Items from a data source:
....................
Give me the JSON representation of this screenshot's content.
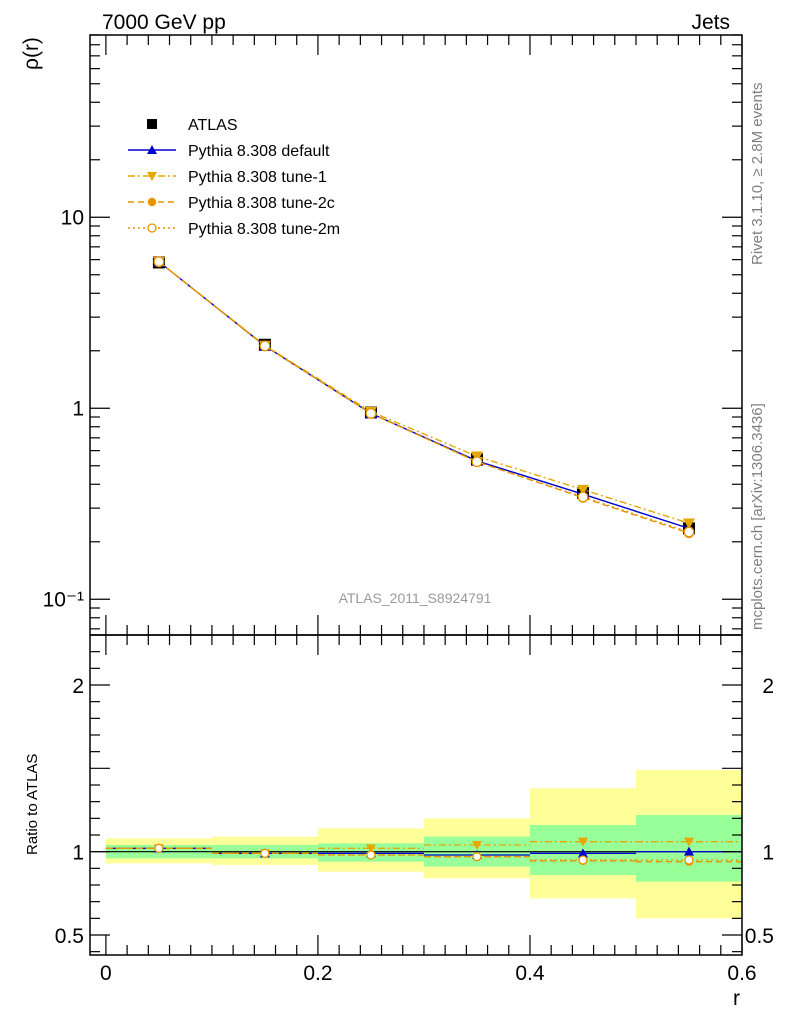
{
  "header": {
    "left": "7000 GeV pp",
    "right": "Jets"
  },
  "side_labels": {
    "top": "Rivet 3.1.10, ≥ 2.8M events",
    "bottom": "mcplots.cern.ch [arXiv:1306.3436]"
  },
  "watermark": "ATLAS_2011_S8924791",
  "axes": {
    "main_ylabel": "ρ(r)",
    "ratio_ylabel": "Ratio to ATLAS",
    "xlabel": "r",
    "main_ticks": [
      {
        "v": 10,
        "label": "10"
      },
      {
        "v": 1,
        "label": "1"
      },
      {
        "v": 0.1,
        "label": "10⁻¹"
      }
    ],
    "ratio_ticks": [
      {
        "v": 2,
        "label": "2"
      },
      {
        "v": 1,
        "label": "1"
      },
      {
        "v": 0.5,
        "label": "0.5"
      }
    ],
    "x_ticks": [
      {
        "v": 0,
        "label": "0"
      },
      {
        "v": 0.2,
        "label": "0.2"
      },
      {
        "v": 0.4,
        "label": "0.4"
      },
      {
        "v": 0.6,
        "label": "0.6"
      }
    ]
  },
  "legend": [
    {
      "label": "ATLAS"
    },
    {
      "label": "Pythia 8.308 default"
    },
    {
      "label": "Pythia 8.308 tune-1"
    },
    {
      "label": "Pythia 8.308 tune-2c"
    },
    {
      "label": "Pythia 8.308 tune-2m"
    }
  ],
  "chart_data": [
    {
      "type": "line",
      "ylabel": "ρ(r)",
      "yscale": "log",
      "xlim": [
        -0.015,
        0.6
      ],
      "ylim": [
        0.065,
        90
      ],
      "x": [
        0.05,
        0.15,
        0.25,
        0.35,
        0.45,
        0.55
      ],
      "x_bins": [
        [
          0.0,
          0.1
        ],
        [
          0.1,
          0.2
        ],
        [
          0.2,
          0.3
        ],
        [
          0.3,
          0.4
        ],
        [
          0.4,
          0.5
        ],
        [
          0.5,
          0.6
        ]
      ],
      "series": [
        {
          "name": "ATLAS",
          "marker": "square",
          "color": "#000000",
          "values": [
            5.8,
            2.15,
            0.95,
            0.54,
            0.36,
            0.235
          ]
        },
        {
          "name": "Pythia 8.308 default",
          "marker": "triangle-up",
          "line": "solid",
          "color": "#0000cc",
          "values": [
            5.85,
            2.12,
            0.94,
            0.53,
            0.355,
            0.235
          ]
        },
        {
          "name": "Pythia 8.308 tune-1",
          "marker": "triangle-down",
          "line": "dash-dot",
          "color": "#e6a800",
          "values": [
            5.85,
            2.13,
            0.96,
            0.56,
            0.375,
            0.25
          ]
        },
        {
          "name": "Pythia 8.308 tune-2c",
          "marker": "circle",
          "line": "dashed",
          "color": "#e69500",
          "values": [
            5.85,
            2.12,
            0.94,
            0.525,
            0.34,
            0.222
          ]
        },
        {
          "name": "Pythia 8.308 tune-2m",
          "marker": "open-circle",
          "line": "dotted",
          "color": "#e69500",
          "values": [
            5.85,
            2.12,
            0.94,
            0.525,
            0.343,
            0.225
          ]
        }
      ]
    },
    {
      "type": "line",
      "ylabel": "Ratio to ATLAS",
      "xlabel": "r",
      "ylim": [
        0.38,
        2.3
      ],
      "xlim": [
        -0.015,
        0.6
      ],
      "bands": {
        "green_color": "#99ff99",
        "yellow_color": "#ffff99",
        "bins": [
          {
            "x0": 0.0,
            "x1": 0.1,
            "green": [
              0.96,
              1.04
            ],
            "yellow": [
              0.93,
              1.08
            ]
          },
          {
            "x0": 0.1,
            "x1": 0.2,
            "green": [
              0.96,
              1.04
            ],
            "yellow": [
              0.92,
              1.09
            ]
          },
          {
            "x0": 0.2,
            "x1": 0.3,
            "green": [
              0.94,
              1.05
            ],
            "yellow": [
              0.88,
              1.14
            ]
          },
          {
            "x0": 0.3,
            "x1": 0.4,
            "green": [
              0.91,
              1.09
            ],
            "yellow": [
              0.84,
              1.2
            ]
          },
          {
            "x0": 0.4,
            "x1": 0.5,
            "green": [
              0.86,
              1.16
            ],
            "yellow": [
              0.72,
              1.38
            ]
          },
          {
            "x0": 0.5,
            "x1": 0.6,
            "green": [
              0.82,
              1.22
            ],
            "yellow": [
              0.6,
              1.49
            ]
          }
        ]
      },
      "x": [
        0.05,
        0.15,
        0.25,
        0.35,
        0.45,
        0.55
      ],
      "series": [
        {
          "name": "Pythia 8.308 default",
          "marker": "triangle-up",
          "line": "solid",
          "color": "#0000cc",
          "values": [
            1.02,
            0.99,
            0.99,
            0.98,
            0.99,
            1.0
          ]
        },
        {
          "name": "Pythia 8.308 tune-1",
          "marker": "triangle-down",
          "line": "dash-dot",
          "color": "#e6a800",
          "values": [
            1.02,
            0.99,
            1.02,
            1.04,
            1.06,
            1.06
          ]
        },
        {
          "name": "Pythia 8.308 tune-2c",
          "marker": "circle",
          "line": "dashed",
          "color": "#e69500",
          "values": [
            1.02,
            0.99,
            0.98,
            0.97,
            0.945,
            0.94
          ]
        },
        {
          "name": "Pythia 8.308 tune-2m",
          "marker": "open-circle",
          "line": "dotted",
          "color": "#e69500",
          "values": [
            1.02,
            0.99,
            0.98,
            0.97,
            0.95,
            0.95
          ]
        }
      ]
    }
  ]
}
....................
EXERCISE PROMPT:
Please set down each line of the data above exactly as written, without the pictures.

PROBLEM SOLUTION:
Give me the JSON representation of this screenshot's content.
{
  "header": {
    "left": "7000 GeV pp",
    "right": "Jets"
  },
  "side_labels": {
    "top": "Rivet 3.1.10, ≥ 2.8M events",
    "bottom": "mcplots.cern.ch [arXiv:1306.3436]"
  },
  "watermark": "ATLAS_2011_S8924791",
  "axes": {
    "main_ylabel": "ρ(r)",
    "ratio_ylabel": "Ratio to ATLAS",
    "xlabel": "r",
    "main_ticks": [
      {
        "v": 10,
        "label": "10"
      },
      {
        "v": 1,
        "label": "1"
      },
      {
        "v": 0.1,
        "label": "10⁻¹"
      }
    ],
    "ratio_ticks": [
      {
        "v": 2,
        "label": "2"
      },
      {
        "v": 1,
        "label": "1"
      },
      {
        "v": 0.5,
        "label": "0.5"
      }
    ],
    "x_ticks": [
      {
        "v": 0,
        "label": "0"
      },
      {
        "v": 0.2,
        "label": "0.2"
      },
      {
        "v": 0.4,
        "label": "0.4"
      },
      {
        "v": 0.6,
        "label": "0.6"
      }
    ]
  },
  "legend": [
    {
      "label": "ATLAS"
    },
    {
      "label": "Pythia 8.308 default"
    },
    {
      "label": "Pythia 8.308 tune-1"
    },
    {
      "label": "Pythia 8.308 tune-2c"
    },
    {
      "label": "Pythia 8.308 tune-2m"
    }
  ],
  "chart_data": [
    {
      "type": "line",
      "ylabel": "ρ(r)",
      "yscale": "log",
      "xlim": [
        -0.015,
        0.6
      ],
      "ylim": [
        0.065,
        90
      ],
      "x": [
        0.05,
        0.15,
        0.25,
        0.35,
        0.45,
        0.55
      ],
      "x_bins": [
        [
          0.0,
          0.1
        ],
        [
          0.1,
          0.2
        ],
        [
          0.2,
          0.3
        ],
        [
          0.3,
          0.4
        ],
        [
          0.4,
          0.5
        ],
        [
          0.5,
          0.6
        ]
      ],
      "series": [
        {
          "name": "ATLAS",
          "marker": "square",
          "color": "#000000",
          "values": [
            5.8,
            2.15,
            0.95,
            0.54,
            0.36,
            0.235
          ]
        },
        {
          "name": "Pythia 8.308 default",
          "marker": "triangle-up",
          "line": "solid",
          "color": "#0000cc",
          "values": [
            5.85,
            2.12,
            0.94,
            0.53,
            0.355,
            0.235
          ]
        },
        {
          "name": "Pythia 8.308 tune-1",
          "marker": "triangle-down",
          "line": "dash-dot",
          "color": "#e6a800",
          "values": [
            5.85,
            2.13,
            0.96,
            0.56,
            0.375,
            0.25
          ]
        },
        {
          "name": "Pythia 8.308 tune-2c",
          "marker": "circle",
          "line": "dashed",
          "color": "#e69500",
          "values": [
            5.85,
            2.12,
            0.94,
            0.525,
            0.34,
            0.222
          ]
        },
        {
          "name": "Pythia 8.308 tune-2m",
          "marker": "open-circle",
          "line": "dotted",
          "color": "#e69500",
          "values": [
            5.85,
            2.12,
            0.94,
            0.525,
            0.343,
            0.225
          ]
        }
      ]
    },
    {
      "type": "line",
      "ylabel": "Ratio to ATLAS",
      "xlabel": "r",
      "ylim": [
        0.38,
        2.3
      ],
      "xlim": [
        -0.015,
        0.6
      ],
      "bands": {
        "green_color": "#99ff99",
        "yellow_color": "#ffff99",
        "bins": [
          {
            "x0": 0.0,
            "x1": 0.1,
            "green": [
              0.96,
              1.04
            ],
            "yellow": [
              0.93,
              1.08
            ]
          },
          {
            "x0": 0.1,
            "x1": 0.2,
            "green": [
              0.96,
              1.04
            ],
            "yellow": [
              0.92,
              1.09
            ]
          },
          {
            "x0": 0.2,
            "x1": 0.3,
            "green": [
              0.94,
              1.05
            ],
            "yellow": [
              0.88,
              1.14
            ]
          },
          {
            "x0": 0.3,
            "x1": 0.4,
            "green": [
              0.91,
              1.09
            ],
            "yellow": [
              0.84,
              1.2
            ]
          },
          {
            "x0": 0.4,
            "x1": 0.5,
            "green": [
              0.86,
              1.16
            ],
            "yellow": [
              0.72,
              1.38
            ]
          },
          {
            "x0": 0.5,
            "x1": 0.6,
            "green": [
              0.82,
              1.22
            ],
            "yellow": [
              0.6,
              1.49
            ]
          }
        ]
      },
      "x": [
        0.05,
        0.15,
        0.25,
        0.35,
        0.45,
        0.55
      ],
      "series": [
        {
          "name": "Pythia 8.308 default",
          "marker": "triangle-up",
          "line": "solid",
          "color": "#0000cc",
          "values": [
            1.02,
            0.99,
            0.99,
            0.98,
            0.99,
            1.0
          ]
        },
        {
          "name": "Pythia 8.308 tune-1",
          "marker": "triangle-down",
          "line": "dash-dot",
          "color": "#e6a800",
          "values": [
            1.02,
            0.99,
            1.02,
            1.04,
            1.06,
            1.06
          ]
        },
        {
          "name": "Pythia 8.308 tune-2c",
          "marker": "circle",
          "line": "dashed",
          "color": "#e69500",
          "values": [
            1.02,
            0.99,
            0.98,
            0.97,
            0.945,
            0.94
          ]
        },
        {
          "name": "Pythia 8.308 tune-2m",
          "marker": "open-circle",
          "line": "dotted",
          "color": "#e69500",
          "values": [
            1.02,
            0.99,
            0.98,
            0.97,
            0.95,
            0.95
          ]
        }
      ]
    }
  ]
}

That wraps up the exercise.